## [Written task]
Every entry below must appear again, exactly as written.

◇ ◇ ◇ ◇ ◇

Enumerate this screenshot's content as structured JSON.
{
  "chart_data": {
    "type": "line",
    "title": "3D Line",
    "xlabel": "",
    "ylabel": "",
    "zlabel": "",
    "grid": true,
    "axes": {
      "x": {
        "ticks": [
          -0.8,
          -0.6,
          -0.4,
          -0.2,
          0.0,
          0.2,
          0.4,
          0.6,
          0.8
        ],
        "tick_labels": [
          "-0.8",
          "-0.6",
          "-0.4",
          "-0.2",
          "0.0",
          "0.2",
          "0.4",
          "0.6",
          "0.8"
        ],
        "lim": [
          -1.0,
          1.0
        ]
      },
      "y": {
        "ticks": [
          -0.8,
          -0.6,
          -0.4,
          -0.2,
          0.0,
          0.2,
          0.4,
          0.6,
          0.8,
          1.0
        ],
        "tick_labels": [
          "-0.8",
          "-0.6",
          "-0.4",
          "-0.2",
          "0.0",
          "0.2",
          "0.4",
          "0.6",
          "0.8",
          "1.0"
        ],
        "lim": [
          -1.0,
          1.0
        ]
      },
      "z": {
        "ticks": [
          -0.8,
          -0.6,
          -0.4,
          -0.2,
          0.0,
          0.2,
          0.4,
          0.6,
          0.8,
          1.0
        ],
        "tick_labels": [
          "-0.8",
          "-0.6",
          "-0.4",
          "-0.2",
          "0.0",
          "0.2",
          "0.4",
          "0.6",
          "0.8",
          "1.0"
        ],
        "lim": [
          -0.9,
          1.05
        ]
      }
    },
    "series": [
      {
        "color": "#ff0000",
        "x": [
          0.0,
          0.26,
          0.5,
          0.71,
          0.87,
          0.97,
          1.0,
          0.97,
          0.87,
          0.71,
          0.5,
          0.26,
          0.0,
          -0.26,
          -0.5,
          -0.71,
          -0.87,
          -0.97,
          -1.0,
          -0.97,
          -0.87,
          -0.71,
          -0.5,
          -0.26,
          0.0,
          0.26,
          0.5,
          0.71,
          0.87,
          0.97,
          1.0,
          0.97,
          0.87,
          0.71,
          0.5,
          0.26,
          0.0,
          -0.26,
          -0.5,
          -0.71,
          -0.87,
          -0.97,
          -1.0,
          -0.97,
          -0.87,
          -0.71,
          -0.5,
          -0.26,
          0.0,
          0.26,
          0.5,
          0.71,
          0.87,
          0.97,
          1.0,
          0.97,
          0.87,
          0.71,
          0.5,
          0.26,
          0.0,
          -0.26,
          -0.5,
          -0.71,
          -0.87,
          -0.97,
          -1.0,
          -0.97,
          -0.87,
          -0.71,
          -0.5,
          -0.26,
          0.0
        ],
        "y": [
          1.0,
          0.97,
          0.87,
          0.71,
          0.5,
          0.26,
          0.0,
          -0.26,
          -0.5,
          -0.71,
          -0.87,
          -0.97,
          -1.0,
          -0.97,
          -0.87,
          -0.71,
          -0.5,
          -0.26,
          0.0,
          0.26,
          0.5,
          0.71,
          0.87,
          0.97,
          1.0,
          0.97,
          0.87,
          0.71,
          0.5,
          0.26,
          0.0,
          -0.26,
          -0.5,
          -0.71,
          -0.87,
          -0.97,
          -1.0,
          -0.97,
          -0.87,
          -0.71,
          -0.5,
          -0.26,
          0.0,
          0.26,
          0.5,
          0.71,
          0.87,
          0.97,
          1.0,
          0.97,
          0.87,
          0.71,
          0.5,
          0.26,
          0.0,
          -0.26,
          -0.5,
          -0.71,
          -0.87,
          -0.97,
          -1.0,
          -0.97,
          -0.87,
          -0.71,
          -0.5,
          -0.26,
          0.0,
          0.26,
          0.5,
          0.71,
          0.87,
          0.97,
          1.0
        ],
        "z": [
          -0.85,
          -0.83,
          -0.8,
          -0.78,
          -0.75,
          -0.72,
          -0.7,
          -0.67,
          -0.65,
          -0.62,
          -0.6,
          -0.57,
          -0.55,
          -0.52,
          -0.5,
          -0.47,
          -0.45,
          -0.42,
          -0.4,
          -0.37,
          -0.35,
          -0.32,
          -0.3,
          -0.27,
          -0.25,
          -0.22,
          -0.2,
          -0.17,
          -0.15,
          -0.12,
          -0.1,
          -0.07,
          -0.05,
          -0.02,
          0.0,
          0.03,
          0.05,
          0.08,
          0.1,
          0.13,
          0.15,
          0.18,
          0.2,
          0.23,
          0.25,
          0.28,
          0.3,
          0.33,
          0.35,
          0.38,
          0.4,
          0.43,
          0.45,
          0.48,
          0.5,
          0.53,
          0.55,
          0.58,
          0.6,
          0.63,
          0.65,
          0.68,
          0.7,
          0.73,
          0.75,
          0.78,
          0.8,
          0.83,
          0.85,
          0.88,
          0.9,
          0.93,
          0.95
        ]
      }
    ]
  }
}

◇ ◇ ◇ ◇ ◇

## [Task output]
Enumerate this screenshot's content as structured JSON.
{
  "chart_data": {
    "type": "line",
    "title": "3D Line",
    "xlabel": "",
    "ylabel": "",
    "zlabel": "",
    "grid": true,
    "axes": {
      "x": {
        "ticks": [
          -0.8,
          -0.6,
          -0.4,
          -0.2,
          0.0,
          0.2,
          0.4,
          0.6,
          0.8
        ],
        "tick_labels": [
          "-0.8",
          "-0.6",
          "-0.4",
          "-0.2",
          "0.0",
          "0.2",
          "0.4",
          "0.6",
          "0.8"
        ],
        "lim": [
          -1.0,
          1.0
        ]
      },
      "y": {
        "ticks": [
          -0.8,
          -0.6,
          -0.4,
          -0.2,
          0.0,
          0.2,
          0.4,
          0.6,
          0.8,
          1.0
        ],
        "tick_labels": [
          "-0.8",
          "-0.6",
          "-0.4",
          "-0.2",
          "0.0",
          "0.2",
          "0.4",
          "0.6",
          "0.8",
          "1.0"
        ],
        "lim": [
          -1.0,
          1.0
        ]
      },
      "z": {
        "ticks": [
          -0.8,
          -0.6,
          -0.4,
          -0.2,
          0.0,
          0.2,
          0.4,
          0.6,
          0.8,
          1.0
        ],
        "tick_labels": [
          "-0.8",
          "-0.6",
          "-0.4",
          "-0.2",
          "0.0",
          "0.2",
          "0.4",
          "0.6",
          "0.8",
          "1.0"
        ],
        "lim": [
          -0.9,
          1.05
        ]
      }
    },
    "series": [
      {
        "color": "#ff0000",
        "x": [
          0.0,
          0.26,
          0.5,
          0.71,
          0.87,
          0.97,
          1.0,
          0.97,
          0.87,
          0.71,
          0.5,
          0.26,
          0.0,
          -0.26,
          -0.5,
          -0.71,
          -0.87,
          -0.97,
          -1.0,
          -0.97,
          -0.87,
          -0.71,
          -0.5,
          -0.26,
          0.0,
          0.26,
          0.5,
          0.71,
          0.87,
          0.97,
          1.0,
          0.97,
          0.87,
          0.71,
          0.5,
          0.26,
          0.0,
          -0.26,
          -0.5,
          -0.71,
          -0.87,
          -0.97,
          -1.0,
          -0.97,
          -0.87,
          -0.71,
          -0.5,
          -0.26,
          0.0,
          0.26,
          0.5,
          0.71,
          0.87,
          0.97,
          1.0,
          0.97,
          0.87,
          0.71,
          0.5,
          0.26,
          0.0,
          -0.26,
          -0.5,
          -0.71,
          -0.87,
          -0.97,
          -1.0,
          -0.97,
          -0.87,
          -0.71,
          -0.5,
          -0.26,
          0.0
        ],
        "y": [
          1.0,
          0.97,
          0.87,
          0.71,
          0.5,
          0.26,
          0.0,
          -0.26,
          -0.5,
          -0.71,
          -0.87,
          -0.97,
          -1.0,
          -0.97,
          -0.87,
          -0.71,
          -0.5,
          -0.26,
          0.0,
          0.26,
          0.5,
          0.71,
          0.87,
          0.97,
          1.0,
          0.97,
          0.87,
          0.71,
          0.5,
          0.26,
          0.0,
          -0.26,
          -0.5,
          -0.71,
          -0.87,
          -0.97,
          -1.0,
          -0.97,
          -0.87,
          -0.71,
          -0.5,
          -0.26,
          0.0,
          0.26,
          0.5,
          0.71,
          0.87,
          0.97,
          1.0,
          0.97,
          0.87,
          0.71,
          0.5,
          0.26,
          0.0,
          -0.26,
          -0.5,
          -0.71,
          -0.87,
          -0.97,
          -1.0,
          -0.97,
          -0.87,
          -0.71,
          -0.5,
          -0.26,
          0.0,
          0.26,
          0.5,
          0.71,
          0.87,
          0.97,
          1.0
        ],
        "z": [
          -0.85,
          -0.83,
          -0.8,
          -0.78,
          -0.75,
          -0.72,
          -0.7,
          -0.67,
          -0.65,
          -0.62,
          -0.6,
          -0.57,
          -0.55,
          -0.52,
          -0.5,
          -0.47,
          -0.45,
          -0.42,
          -0.4,
          -0.37,
          -0.35,
          -0.32,
          -0.3,
          -0.27,
          -0.25,
          -0.22,
          -0.2,
          -0.17,
          -0.15,
          -0.12,
          -0.1,
          -0.07,
          -0.05,
          -0.02,
          0.0,
          0.03,
          0.05,
          0.08,
          0.1,
          0.13,
          0.15,
          0.18,
          0.2,
          0.23,
          0.25,
          0.28,
          0.3,
          0.33,
          0.35,
          0.38,
          0.4,
          0.43,
          0.45,
          0.48,
          0.5,
          0.53,
          0.55,
          0.58,
          0.6,
          0.63,
          0.65,
          0.68,
          0.7,
          0.73,
          0.75,
          0.78,
          0.8,
          0.83,
          0.85,
          0.88,
          0.9,
          0.93,
          0.95
        ]
      }
    ]
  }
}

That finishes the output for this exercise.